### GIVEN RECORDS
-=-=-

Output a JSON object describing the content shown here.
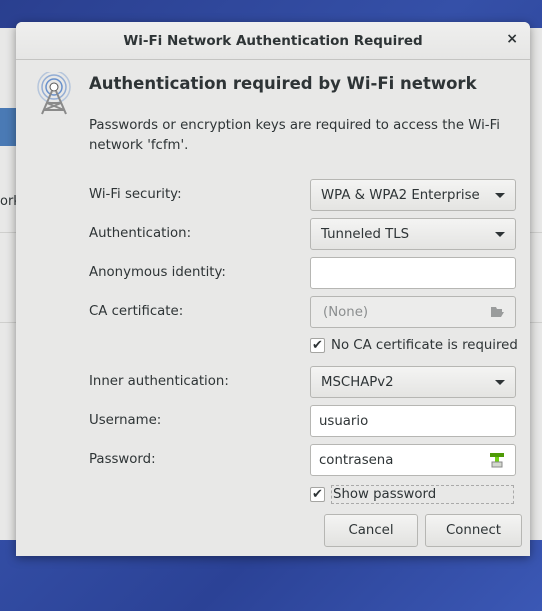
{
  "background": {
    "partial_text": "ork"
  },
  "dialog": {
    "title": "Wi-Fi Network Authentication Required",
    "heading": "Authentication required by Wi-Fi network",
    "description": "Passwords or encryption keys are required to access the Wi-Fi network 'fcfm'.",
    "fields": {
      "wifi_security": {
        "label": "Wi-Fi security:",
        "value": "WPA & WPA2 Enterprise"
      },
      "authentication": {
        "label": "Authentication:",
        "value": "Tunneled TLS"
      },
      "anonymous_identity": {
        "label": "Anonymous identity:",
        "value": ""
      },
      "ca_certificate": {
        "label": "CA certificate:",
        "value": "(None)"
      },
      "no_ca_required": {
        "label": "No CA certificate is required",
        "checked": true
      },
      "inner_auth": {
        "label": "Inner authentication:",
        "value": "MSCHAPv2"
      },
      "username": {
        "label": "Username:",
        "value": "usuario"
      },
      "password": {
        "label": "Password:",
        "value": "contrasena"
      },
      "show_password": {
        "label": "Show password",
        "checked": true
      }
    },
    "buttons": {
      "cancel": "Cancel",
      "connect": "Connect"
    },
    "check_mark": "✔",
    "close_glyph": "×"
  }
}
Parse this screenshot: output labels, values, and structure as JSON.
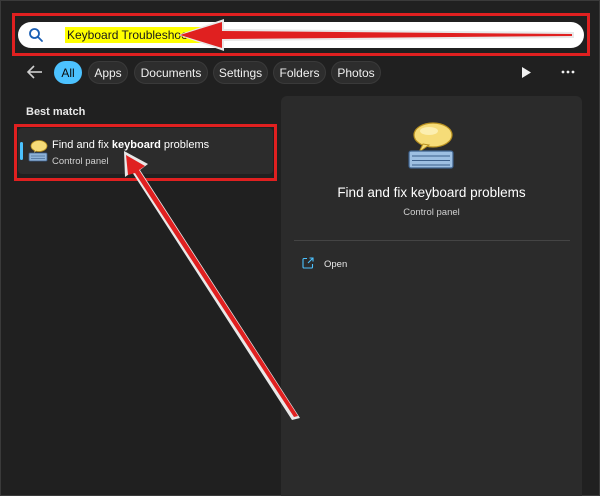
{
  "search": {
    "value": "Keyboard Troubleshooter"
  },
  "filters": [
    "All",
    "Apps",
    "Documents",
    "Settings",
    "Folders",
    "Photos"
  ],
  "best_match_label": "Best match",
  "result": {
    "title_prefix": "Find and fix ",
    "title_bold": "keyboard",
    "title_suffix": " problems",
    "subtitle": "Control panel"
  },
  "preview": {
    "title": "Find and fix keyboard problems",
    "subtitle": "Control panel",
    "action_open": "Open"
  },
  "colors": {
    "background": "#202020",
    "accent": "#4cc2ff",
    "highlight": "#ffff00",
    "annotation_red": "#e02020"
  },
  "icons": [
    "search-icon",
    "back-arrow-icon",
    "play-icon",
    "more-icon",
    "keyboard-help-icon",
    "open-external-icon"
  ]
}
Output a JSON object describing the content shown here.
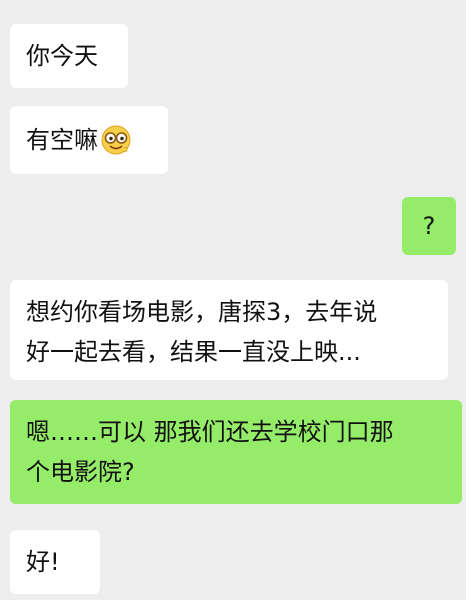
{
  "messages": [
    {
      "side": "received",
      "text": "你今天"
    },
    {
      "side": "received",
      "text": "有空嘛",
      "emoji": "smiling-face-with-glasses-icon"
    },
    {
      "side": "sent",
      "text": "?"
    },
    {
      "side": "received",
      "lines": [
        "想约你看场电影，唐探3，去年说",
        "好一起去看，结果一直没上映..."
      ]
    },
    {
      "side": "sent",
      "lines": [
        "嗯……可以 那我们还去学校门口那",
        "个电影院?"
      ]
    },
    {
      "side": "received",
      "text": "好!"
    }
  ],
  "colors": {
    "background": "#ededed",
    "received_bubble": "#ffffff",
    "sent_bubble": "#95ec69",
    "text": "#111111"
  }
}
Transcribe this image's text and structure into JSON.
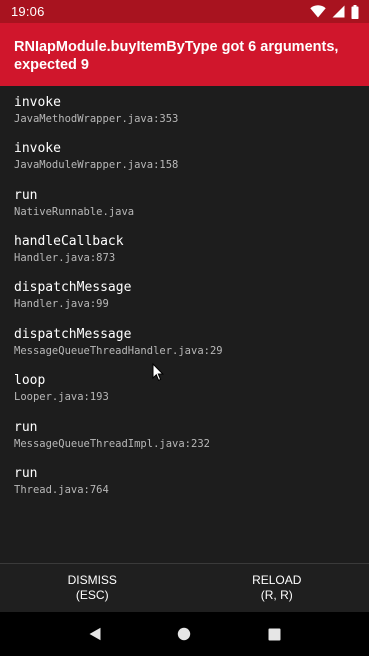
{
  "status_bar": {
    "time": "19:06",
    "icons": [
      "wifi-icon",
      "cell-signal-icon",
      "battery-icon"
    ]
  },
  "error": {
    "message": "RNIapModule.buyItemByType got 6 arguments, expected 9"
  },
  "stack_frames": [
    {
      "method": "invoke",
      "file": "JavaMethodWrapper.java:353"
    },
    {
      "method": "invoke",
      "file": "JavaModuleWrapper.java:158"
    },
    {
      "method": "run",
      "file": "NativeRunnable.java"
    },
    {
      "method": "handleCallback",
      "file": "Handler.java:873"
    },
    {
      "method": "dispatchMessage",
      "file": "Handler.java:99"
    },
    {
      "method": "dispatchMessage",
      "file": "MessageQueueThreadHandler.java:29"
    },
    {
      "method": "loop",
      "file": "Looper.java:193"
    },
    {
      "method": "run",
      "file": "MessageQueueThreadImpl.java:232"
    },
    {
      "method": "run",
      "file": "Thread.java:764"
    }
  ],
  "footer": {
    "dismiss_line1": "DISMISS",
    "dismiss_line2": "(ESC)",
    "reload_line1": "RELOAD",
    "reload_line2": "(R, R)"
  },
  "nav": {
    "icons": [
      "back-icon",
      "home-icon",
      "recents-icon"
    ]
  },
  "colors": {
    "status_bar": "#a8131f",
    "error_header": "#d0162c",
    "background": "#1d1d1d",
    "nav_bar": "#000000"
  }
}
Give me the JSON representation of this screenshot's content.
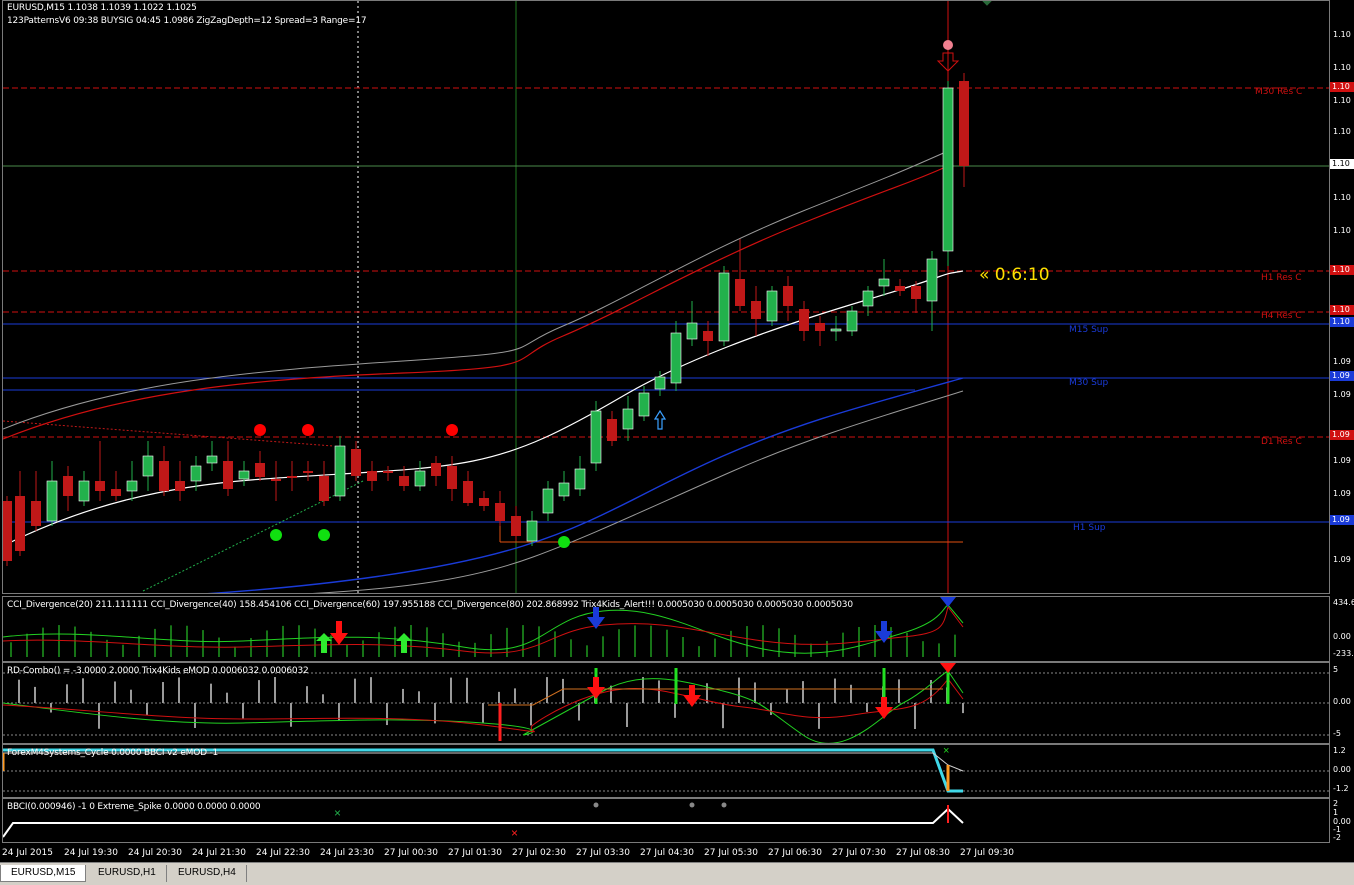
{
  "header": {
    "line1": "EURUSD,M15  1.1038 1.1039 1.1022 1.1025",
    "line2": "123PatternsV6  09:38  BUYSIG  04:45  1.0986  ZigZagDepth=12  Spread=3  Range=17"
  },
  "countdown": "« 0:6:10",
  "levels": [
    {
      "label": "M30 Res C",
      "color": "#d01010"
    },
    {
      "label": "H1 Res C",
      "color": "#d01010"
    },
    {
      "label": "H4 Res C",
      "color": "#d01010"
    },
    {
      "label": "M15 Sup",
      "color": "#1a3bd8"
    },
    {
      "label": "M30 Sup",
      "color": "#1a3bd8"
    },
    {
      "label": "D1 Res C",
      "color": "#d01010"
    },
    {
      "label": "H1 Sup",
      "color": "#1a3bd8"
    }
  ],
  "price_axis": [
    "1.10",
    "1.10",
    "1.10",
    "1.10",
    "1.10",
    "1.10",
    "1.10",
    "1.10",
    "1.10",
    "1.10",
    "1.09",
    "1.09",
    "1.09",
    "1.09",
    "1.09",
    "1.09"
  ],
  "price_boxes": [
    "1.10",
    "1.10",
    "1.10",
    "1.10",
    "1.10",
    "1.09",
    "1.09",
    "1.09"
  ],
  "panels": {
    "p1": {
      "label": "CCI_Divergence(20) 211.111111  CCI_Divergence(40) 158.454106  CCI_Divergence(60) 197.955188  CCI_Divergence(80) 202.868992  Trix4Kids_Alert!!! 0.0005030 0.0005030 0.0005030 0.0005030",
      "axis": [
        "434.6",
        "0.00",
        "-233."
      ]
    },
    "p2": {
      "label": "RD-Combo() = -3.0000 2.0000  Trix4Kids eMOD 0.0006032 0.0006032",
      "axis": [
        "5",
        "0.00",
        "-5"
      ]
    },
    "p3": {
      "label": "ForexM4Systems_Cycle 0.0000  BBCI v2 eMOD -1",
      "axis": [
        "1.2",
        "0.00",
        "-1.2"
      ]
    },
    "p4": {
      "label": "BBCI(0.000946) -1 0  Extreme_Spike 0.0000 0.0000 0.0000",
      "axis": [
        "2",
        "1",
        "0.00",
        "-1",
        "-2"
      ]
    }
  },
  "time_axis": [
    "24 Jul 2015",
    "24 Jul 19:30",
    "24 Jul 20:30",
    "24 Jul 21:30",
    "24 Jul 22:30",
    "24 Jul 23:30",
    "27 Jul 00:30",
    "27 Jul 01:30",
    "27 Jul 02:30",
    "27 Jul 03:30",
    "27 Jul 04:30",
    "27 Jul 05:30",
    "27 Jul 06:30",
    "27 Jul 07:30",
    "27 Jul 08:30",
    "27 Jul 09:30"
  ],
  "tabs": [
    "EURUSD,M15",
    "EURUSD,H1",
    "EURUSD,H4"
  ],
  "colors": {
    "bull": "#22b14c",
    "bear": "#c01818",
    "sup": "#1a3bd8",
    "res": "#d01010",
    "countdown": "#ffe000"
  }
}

-=-=-

### DIRECTIONS
Extract all lines containing the word "problems".

### SOLUTION TO THE EXERCISE
    "title_suffix": " problems",
    "title": "Find and fix keyboard problems",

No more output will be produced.